EXERCISE TASK: Print the listing that follows, character for character.

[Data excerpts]
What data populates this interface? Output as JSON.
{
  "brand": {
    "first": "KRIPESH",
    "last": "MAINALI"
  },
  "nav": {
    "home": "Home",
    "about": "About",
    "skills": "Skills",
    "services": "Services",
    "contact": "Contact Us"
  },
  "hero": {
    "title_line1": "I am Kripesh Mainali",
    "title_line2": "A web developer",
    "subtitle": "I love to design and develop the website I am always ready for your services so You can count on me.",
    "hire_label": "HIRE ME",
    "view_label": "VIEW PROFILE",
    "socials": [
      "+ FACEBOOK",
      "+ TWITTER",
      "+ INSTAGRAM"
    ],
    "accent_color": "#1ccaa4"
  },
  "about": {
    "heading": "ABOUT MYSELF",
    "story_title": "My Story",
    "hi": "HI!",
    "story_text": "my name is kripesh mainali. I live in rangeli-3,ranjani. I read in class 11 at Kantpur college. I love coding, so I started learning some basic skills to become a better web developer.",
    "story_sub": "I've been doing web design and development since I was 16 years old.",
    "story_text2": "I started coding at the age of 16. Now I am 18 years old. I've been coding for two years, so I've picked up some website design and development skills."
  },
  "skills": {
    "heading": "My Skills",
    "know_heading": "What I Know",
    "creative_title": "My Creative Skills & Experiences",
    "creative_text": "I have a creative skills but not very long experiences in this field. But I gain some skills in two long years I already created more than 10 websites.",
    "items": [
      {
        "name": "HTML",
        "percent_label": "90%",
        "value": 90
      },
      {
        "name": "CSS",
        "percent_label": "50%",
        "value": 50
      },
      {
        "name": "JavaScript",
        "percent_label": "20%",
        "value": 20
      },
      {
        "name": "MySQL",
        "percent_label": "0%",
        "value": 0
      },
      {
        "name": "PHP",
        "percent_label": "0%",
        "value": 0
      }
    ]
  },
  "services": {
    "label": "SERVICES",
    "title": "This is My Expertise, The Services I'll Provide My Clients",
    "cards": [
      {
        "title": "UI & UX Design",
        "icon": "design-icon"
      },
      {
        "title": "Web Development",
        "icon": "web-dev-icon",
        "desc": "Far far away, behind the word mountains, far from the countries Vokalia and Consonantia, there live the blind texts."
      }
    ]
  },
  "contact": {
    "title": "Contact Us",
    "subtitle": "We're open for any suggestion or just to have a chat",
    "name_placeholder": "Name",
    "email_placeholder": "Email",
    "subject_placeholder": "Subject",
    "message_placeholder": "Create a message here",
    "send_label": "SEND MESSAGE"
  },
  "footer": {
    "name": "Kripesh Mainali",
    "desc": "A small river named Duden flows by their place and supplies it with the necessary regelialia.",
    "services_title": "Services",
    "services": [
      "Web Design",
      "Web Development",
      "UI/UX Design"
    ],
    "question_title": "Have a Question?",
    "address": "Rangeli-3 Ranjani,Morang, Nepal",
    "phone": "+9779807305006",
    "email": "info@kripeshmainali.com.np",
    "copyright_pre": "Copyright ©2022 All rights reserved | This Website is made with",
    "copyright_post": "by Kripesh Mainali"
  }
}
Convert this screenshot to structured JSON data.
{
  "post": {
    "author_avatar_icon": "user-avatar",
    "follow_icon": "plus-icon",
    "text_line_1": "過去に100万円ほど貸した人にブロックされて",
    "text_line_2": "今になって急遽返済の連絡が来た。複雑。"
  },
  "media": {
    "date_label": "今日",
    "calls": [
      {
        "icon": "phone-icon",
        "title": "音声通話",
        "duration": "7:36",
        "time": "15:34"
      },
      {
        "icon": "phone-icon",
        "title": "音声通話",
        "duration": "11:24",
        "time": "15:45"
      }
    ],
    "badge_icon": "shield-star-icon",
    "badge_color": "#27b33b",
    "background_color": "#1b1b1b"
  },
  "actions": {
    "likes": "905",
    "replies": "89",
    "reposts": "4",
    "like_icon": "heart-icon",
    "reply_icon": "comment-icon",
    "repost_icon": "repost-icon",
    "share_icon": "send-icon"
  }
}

EXERCISE SOLUTION:
What data populates this interface? Output as JSON.
{
  "brand": {
    "first": "KRIPESH",
    "last": "MAINALI"
  },
  "nav": {
    "home": "Home",
    "about": "About",
    "skills": "Skills",
    "services": "Services",
    "contact": "Contact Us"
  },
  "hero": {
    "title_line1": "I am Kripesh Mainali",
    "title_line2": "A web developer",
    "subtitle": "I love to design and develop the website I am always ready for your services so You can count on me.",
    "hire_label": "HIRE ME",
    "view_label": "VIEW PROFILE",
    "socials": [
      "+ FACEBOOK",
      "+ TWITTER",
      "+ INSTAGRAM"
    ],
    "accent_color": "#1ccaa4"
  },
  "about": {
    "heading": "ABOUT MYSELF",
    "story_title": "My Story",
    "hi": "HI!",
    "story_text": "my name is kripesh mainali. I live in rangeli-3,ranjani. I read in class 11 at Kantpur college. I love coding, so I started learning some basic skills to become a better web developer.",
    "story_sub": "I've been doing web design and development since I was 16 years old.",
    "story_text2": "I started coding at the age of 16. Now I am 18 years old. I've been coding for two years, so I've picked up some website design and development skills."
  },
  "skills": {
    "heading": "My Skills",
    "know_heading": "What I Know",
    "creative_title": "My Creative Skills & Experiences",
    "creative_text": "I have a creative skills but not very long experiences in this field. But I gain some skills in two long years I already created more than 10 websites.",
    "items": [
      {
        "name": "HTML",
        "percent_label": "90%",
        "value": 90
      },
      {
        "name": "CSS",
        "percent_label": "50%",
        "value": 50
      },
      {
        "name": "JavaScript",
        "percent_label": "20%",
        "value": 20
      },
      {
        "name": "MySQL",
        "percent_label": "0%",
        "value": 0
      },
      {
        "name": "PHP",
        "percent_label": "0%",
        "value": 0
      }
    ]
  },
  "services": {
    "label": "SERVICES",
    "title": "This is My Expertise, The Services I'll Provide My Clients",
    "cards": [
      {
        "title": "UI & UX Design",
        "icon": "design-icon"
      },
      {
        "title": "Web Development",
        "icon": "web-dev-icon",
        "desc": "Far far away, behind the word mountains, far from the countries Vokalia and Consonantia, there live the blind texts."
      }
    ]
  },
  "contact": {
    "title": "Contact Us",
    "subtitle": "We're open for any suggestion or just to have a chat",
    "name_placeholder": "Name",
    "email_placeholder": "Email",
    "subject_placeholder": "Subject",
    "message_placeholder": "Create a message here",
    "send_label": "SEND MESSAGE"
  },
  "footer": {
    "name": "Kripesh Mainali",
    "desc": "A small river named Duden flows by their place and supplies it with the necessary regelialia.",
    "services_title": "Services",
    "services": [
      "Web Design",
      "Web Development",
      "UI/UX Design"
    ],
    "question_title": "Have a Question?",
    "address": "Rangeli-3 Ranjani,Morang, Nepal",
    "phone": "+9779807305006",
    "email": "info@kripeshmainali.com.np",
    "copyright_pre": "Copyright ©2022 All rights reserved | This Website is made with",
    "copyright_post": "by Kripesh Mainali"
  }
}
Convert this screenshot to structured JSON data.
{
  "post": {
    "author_avatar_icon": "user-avatar",
    "follow_icon": "plus-icon",
    "text_line_1": "過去に100万円ほど貸した人にブロックされて",
    "text_line_2": "今になって急遽返済の連絡が来た。複雑。"
  },
  "media": {
    "date_label": "今日",
    "calls": [
      {
        "icon": "phone-icon",
        "title": "音声通話",
        "duration": "7:36",
        "time": "15:34"
      },
      {
        "icon": "phone-icon",
        "title": "音声通話",
        "duration": "11:24",
        "time": "15:45"
      }
    ],
    "badge_icon": "shield-star-icon",
    "badge_color": "#27b33b",
    "background_color": "#1b1b1b"
  },
  "actions": {
    "likes": "905",
    "replies": "89",
    "reposts": "4",
    "like_icon": "heart-icon",
    "reply_icon": "comment-icon",
    "repost_icon": "repost-icon",
    "share_icon": "send-icon"
  }
}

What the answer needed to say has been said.